++++ Exercise input

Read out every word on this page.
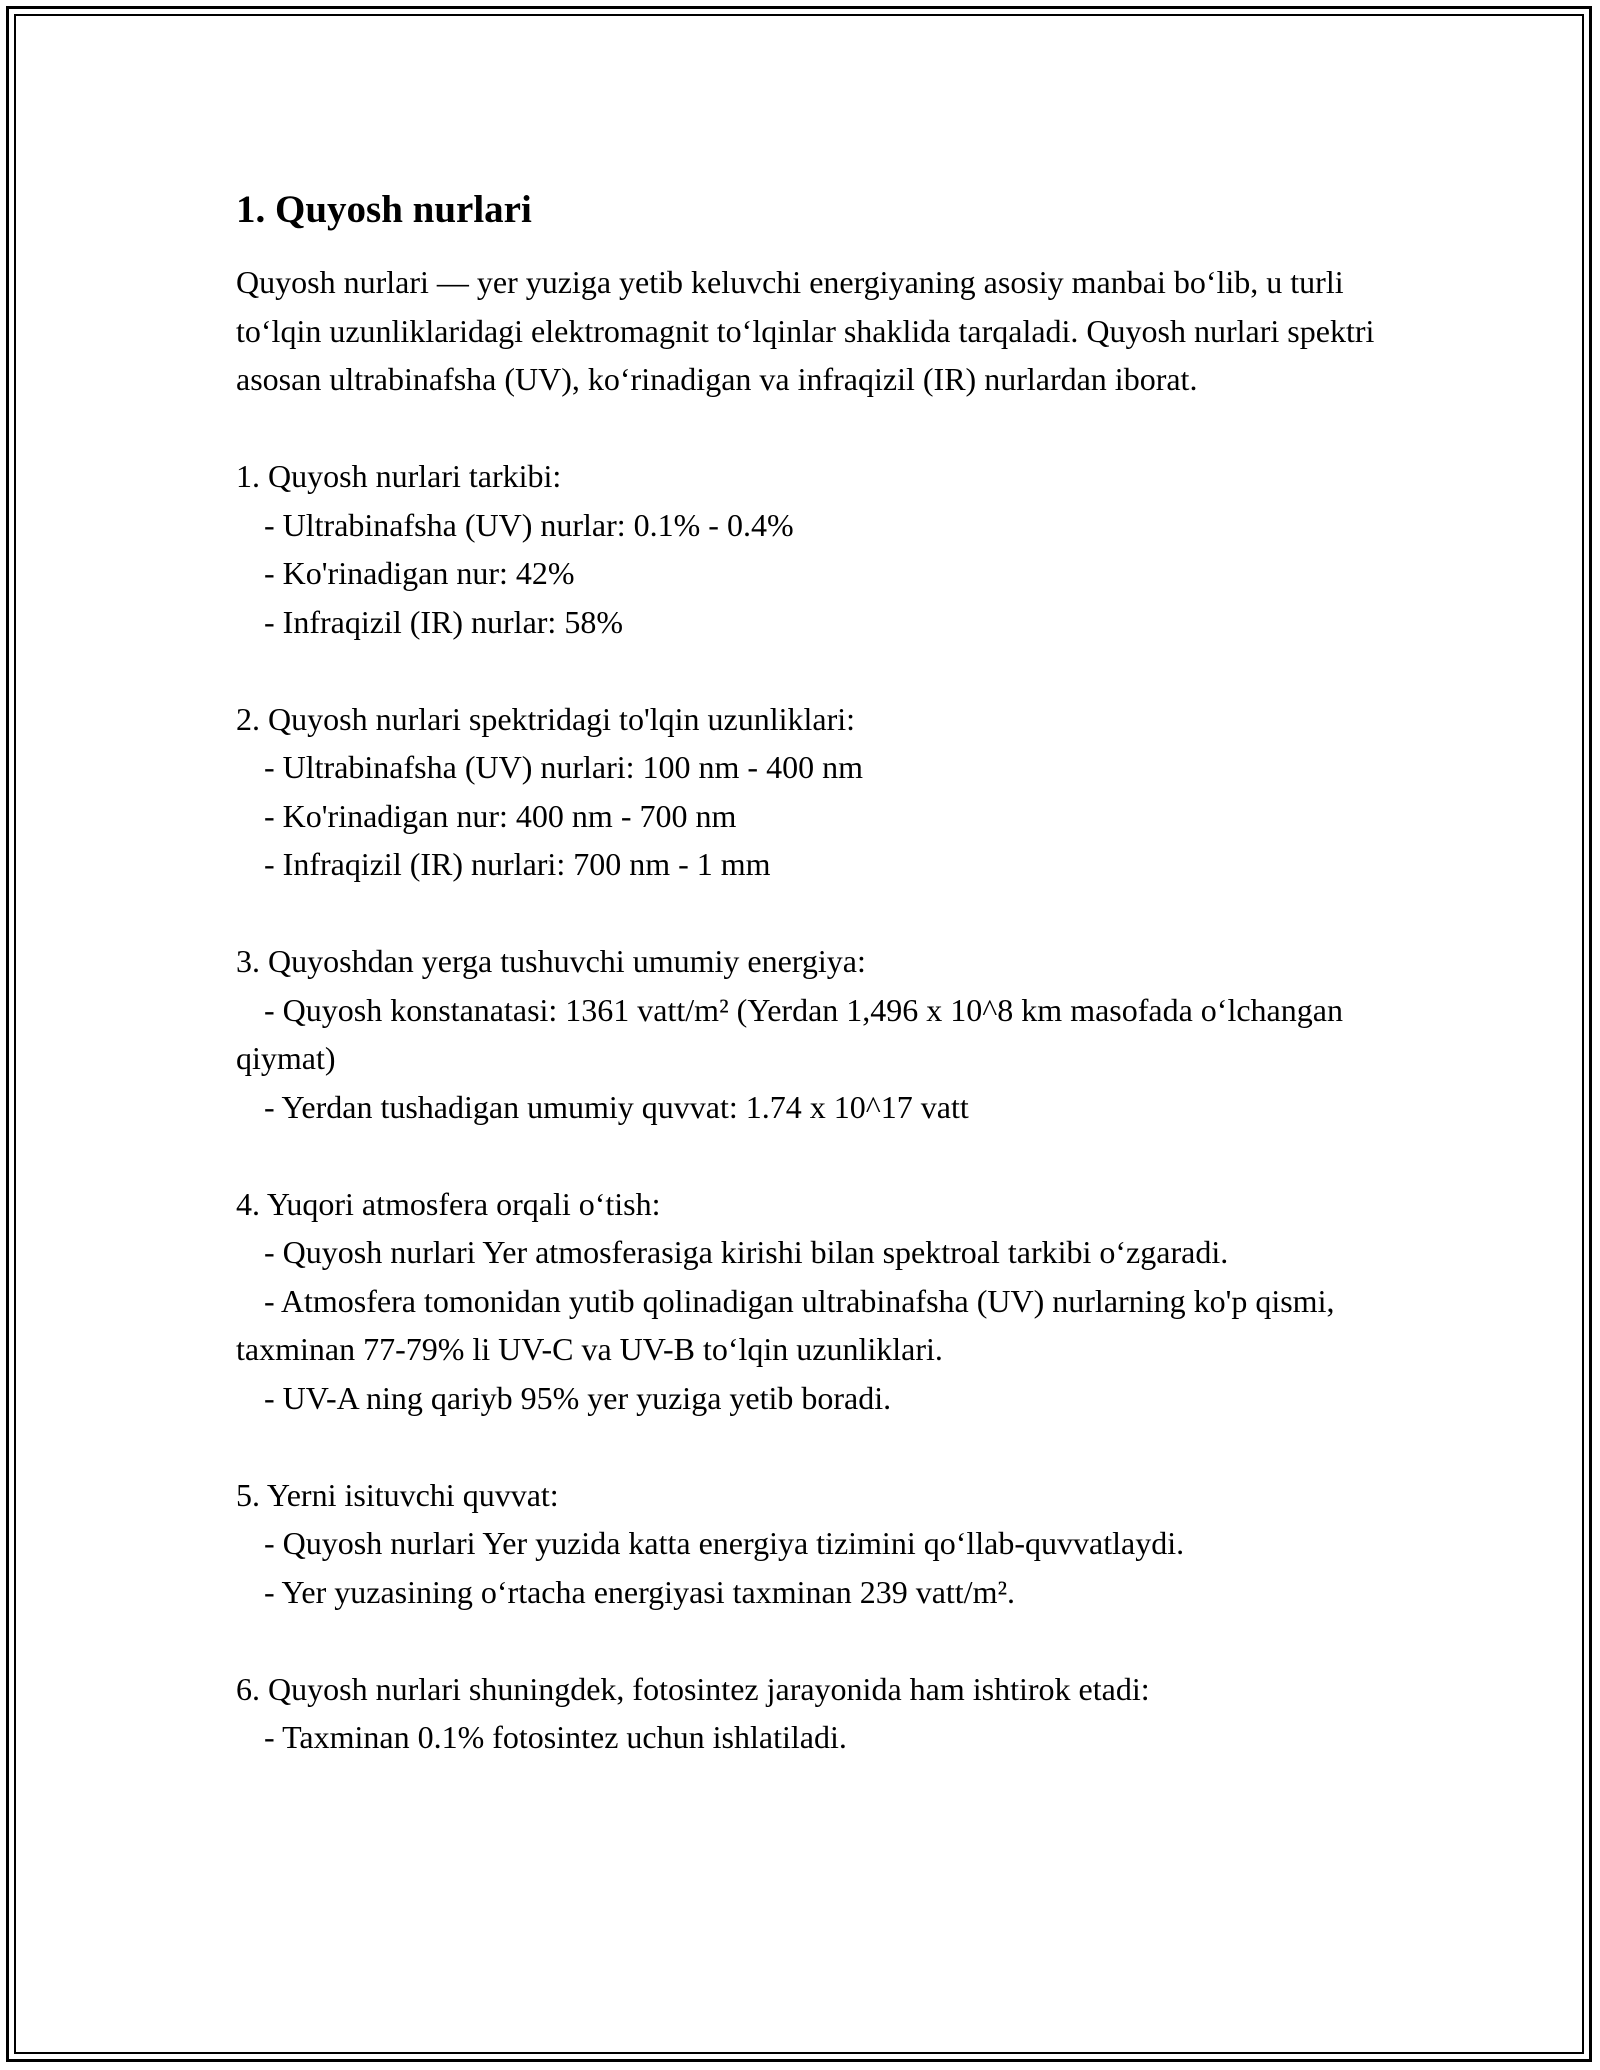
1. Quyosh nurlari

Quyosh nurlari — yer yuziga yetib keluvchi energiyaning asosiy manbai boʻlib, u turli toʻlqin uzunliklaridagi elektromagnit toʻlqinlar shaklida tarqaladi. Quyosh nurlari spektri asosan ultrabinafsha (UV), koʻrinadigan va infraqizil (IR) nurlardan iborat.

1. Quyosh nurlari tarkibi:

- Ultrabinafsha (UV) nurlar: 0.1% - 0.4%

- Ko'rinadigan nur: 42%

- Infraqizil (IR) nurlar: 58%

2. Quyosh nurlari spektridagi to'lqin uzunliklari:

- Ultrabinafsha (UV) nurlari: 100 nm - 400 nm

- Ko'rinadigan nur: 400 nm - 700 nm

- Infraqizil (IR) nurlari: 700 nm - 1 mm

3. Quyoshdan yerga tushuvchi umumiy energiya:

- Quyosh konstanatasi: 1361 vatt/m² (Yerdan 1,496 x 10^8 km masofada oʻlchangan qiymat)

- Yerdan tushadigan umumiy quvvat: 1.74 x 10^17 vatt

4. Yuqori atmosfera orqali oʻtish:

- Quyosh nurlari Yer atmosferasiga kirishi bilan spektroal tarkibi oʻzgaradi.

- Atmosfera tomonidan yutib qolinadigan ultrabinafsha (UV) nurlarning ko'p qismi, taxminan 77-79% li UV-C va UV-B toʻlqin uzunliklari.

- UV-A ning qariyb 95% yer yuziga yetib boradi.

5. Yerni isituvchi quvvat:

- Quyosh nurlari Yer yuzida katta energiya tizimini qoʻllab-quvvatlaydi.

- Yer yuzasining oʻrtacha energiyasi taxminan 239 vatt/m².

6. Quyosh nurlari shuningdek, fotosintez jarayonida ham ishtirok etadi:

- Taxminan 0.1% fotosintez uchun ishlatiladi.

++++++++

What to do. Pick out each line that holds the string "nurlari".

Full output.
1. Quyosh nurlari
Quyosh nurlari — yer yuziga yetib keluvchi energiyaning asosiy manbai boʻlib, u turli toʻlqin uzunliklaridagi elektromagnit toʻlqinlar shaklida tarqaladi. Quyosh nurlari spektri asosan ultrabinafsha (UV), koʻrinadigan va infraqizil (IR) nurlardan iborat.
1. Quyosh nurlari tarkibi:
2. Quyosh nurlari spektridagi to'lqin uzunliklari:
- Ultrabinafsha (UV) nurlari: 100 nm - 400 nm
- Infraqizil (IR) nurlari: 700 nm - 1 mm
- Quyosh nurlari Yer atmosferasiga kirishi bilan spektroal tarkibi oʻzgaradi.
- Quyosh nurlari Yer yuzida katta energiya tizimini qoʻllab-quvvatlaydi.
6. Quyosh nurlari shuningdek, fotosintez jarayonida ham ishtirok etadi:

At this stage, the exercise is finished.